Task list:
[1] In the data center control excerpt, what examples of a system change are given?
[2] Using the data center control excerpt, explain why a new compute load changes the electrical load in two ways.
[3] Continue the data center control excerpt from its final sentence.

Selected excerpt:
● ● ● ● ● ● ●

As to the change of an input (box 422), such changes can be identified as compute changes (box 426A) or system changes (box 428A), and may be addressed differently depending on such identification. A compute change (box 426A) involves changes of actual or expected compute load on a system. For example, using dimensionless numbers for simplicity, a normal steady-state for a particular data center may be 100, with jobs that need to be performed immediately such as search queries or streaming video, jobs that can be delayed slightly and vary over time but by a small and generally predictable amount such as email and other asynchronous communications, and related overhead for such compute load. A monitor may identify that such activity has increased by almost 20, is fairly steady, and is trending upward—above what the model had predicted, but in a shape consistent with other daily activity for such load. Or a sub-system may submit a request for additional compute at a level of 20 that is expected take an hour to perform. In either case, this compute change will need to be addressed by the mechanical and electrical systems. Alternatively, a system change (box 428A) may be any sensed change that is not a compute change, and may include a change in ambient temperature that does not match an expected change over time that the system is currently operating under. Or it may be an indication that a BESS is low, or that a piece of cooling equipment has failed.
In response to identifying any such changes, the system may recompute and rebalance the mechanical and electrical systems to counter the changes, as shown at Boxes 426B and 428B. For example, at Box 426B, the process determines a level of mechanical load (e.g., heat) that will be generated by the new compute load (which could be higher or lower than the load the system had previously assumed for the same time period), and also a level of electrical load from the compute load (to run the computers) and the new mechanical load (to run the other equipment). At Box 428B, the system identifies adjustments to be made to address the sensed change in the system, such as looking to a model that correlates, inter alia and in the case of a change in ambient temperature, ambient weather conditions and compute loads to heat loads generated in the data center. The system may then send commands to particular devices or sub-systems so as to implement those changes. And although not shown, the process may loop back to the beginning to continue obtaining sensed measurements for the system operation, and then make future changes periodically and/or in response to particular notifications from the system.

● ● ● ● ● ● ●

Given entries:
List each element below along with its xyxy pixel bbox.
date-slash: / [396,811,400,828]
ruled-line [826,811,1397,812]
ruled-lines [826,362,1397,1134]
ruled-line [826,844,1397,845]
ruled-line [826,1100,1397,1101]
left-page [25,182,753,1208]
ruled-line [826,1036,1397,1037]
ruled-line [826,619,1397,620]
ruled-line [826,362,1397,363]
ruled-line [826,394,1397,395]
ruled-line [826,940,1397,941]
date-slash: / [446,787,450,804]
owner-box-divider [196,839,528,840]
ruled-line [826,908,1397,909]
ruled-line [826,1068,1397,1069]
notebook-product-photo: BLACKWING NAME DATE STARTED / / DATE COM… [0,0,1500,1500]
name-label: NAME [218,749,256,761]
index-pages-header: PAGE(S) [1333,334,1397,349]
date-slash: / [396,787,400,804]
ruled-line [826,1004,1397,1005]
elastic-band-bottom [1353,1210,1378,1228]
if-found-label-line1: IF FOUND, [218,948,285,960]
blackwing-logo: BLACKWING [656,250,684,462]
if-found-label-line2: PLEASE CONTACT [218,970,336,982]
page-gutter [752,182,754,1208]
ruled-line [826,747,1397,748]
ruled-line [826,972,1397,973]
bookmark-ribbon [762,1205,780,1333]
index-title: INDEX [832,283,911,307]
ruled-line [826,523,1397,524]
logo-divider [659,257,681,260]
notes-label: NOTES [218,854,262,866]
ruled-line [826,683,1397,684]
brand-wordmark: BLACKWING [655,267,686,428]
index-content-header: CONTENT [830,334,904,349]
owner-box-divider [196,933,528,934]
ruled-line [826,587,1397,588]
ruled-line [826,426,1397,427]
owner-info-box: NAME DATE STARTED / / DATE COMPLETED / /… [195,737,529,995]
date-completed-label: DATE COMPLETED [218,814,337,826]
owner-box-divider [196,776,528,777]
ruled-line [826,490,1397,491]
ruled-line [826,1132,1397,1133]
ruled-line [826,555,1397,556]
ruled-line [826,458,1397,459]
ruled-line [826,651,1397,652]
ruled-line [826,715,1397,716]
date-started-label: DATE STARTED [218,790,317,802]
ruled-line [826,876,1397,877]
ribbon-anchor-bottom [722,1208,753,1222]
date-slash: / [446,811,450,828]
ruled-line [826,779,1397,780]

● ● ● ● ● ● ●

Answers by task:
[1] A change in ambient temperature that does not match the expected change, an indication that a BESS is low, and the failure of a piece of cooling equipment.

[2] The compute load needs electricity to run the computers. It also generates a new mechanical load, such as heat, and the other equipment needs electricity to handle that load.

[3]
Such conversions and computations as indicated by boxes 426B and 428B may initially be performed using manufacturer data for devices or testing on individual devices (e.g., putting a fully-equipped motherboard in an enclosed test environment, feeding it controlled compute loads, and measuring the heat it generates at particular loads), and then multiplying such individual computations by the number of devices expected to be deployed. Such a simplified approach or other initial approach may then be modified and enhanced over time by training a learning system with actual data measured over time from the data center or particular defined parts of the data center as measured.
In this manner, components of a data center OS may operate with registered resources, such as computing, cooling, and electrical providing devices. The data center OS may be automatically adaptable in that it may respond to changes relevant inputs in the data center, and readily determine changes in controlled devices that will be needed to keep the data center operating stably and directed to desired goals, such as minimizing electrical costs, total operating costs, or carbon generation.
Regarding changes in performance being detected (box 424), such changes could be a complete failure of a component like a chiller (box 430A) or a lagging component (432A)—a component that is still operating but not operating at a level that is expected. For a failed component (box 430A), the process may switch to another version of that type of component that can take on the load, or if that is not available, may throttle back the system (box 430B) so that whatever components are operating are able to keep up. For a lagging component (box 432A), the system can try to drive the component higher(box 432B) (e.g., set a lower chilled water cooling temperature for a chiller) or throttle back the system such as by spreading out the time that it takes to perform a scheduled compute, and thus generate less heat in the near-term.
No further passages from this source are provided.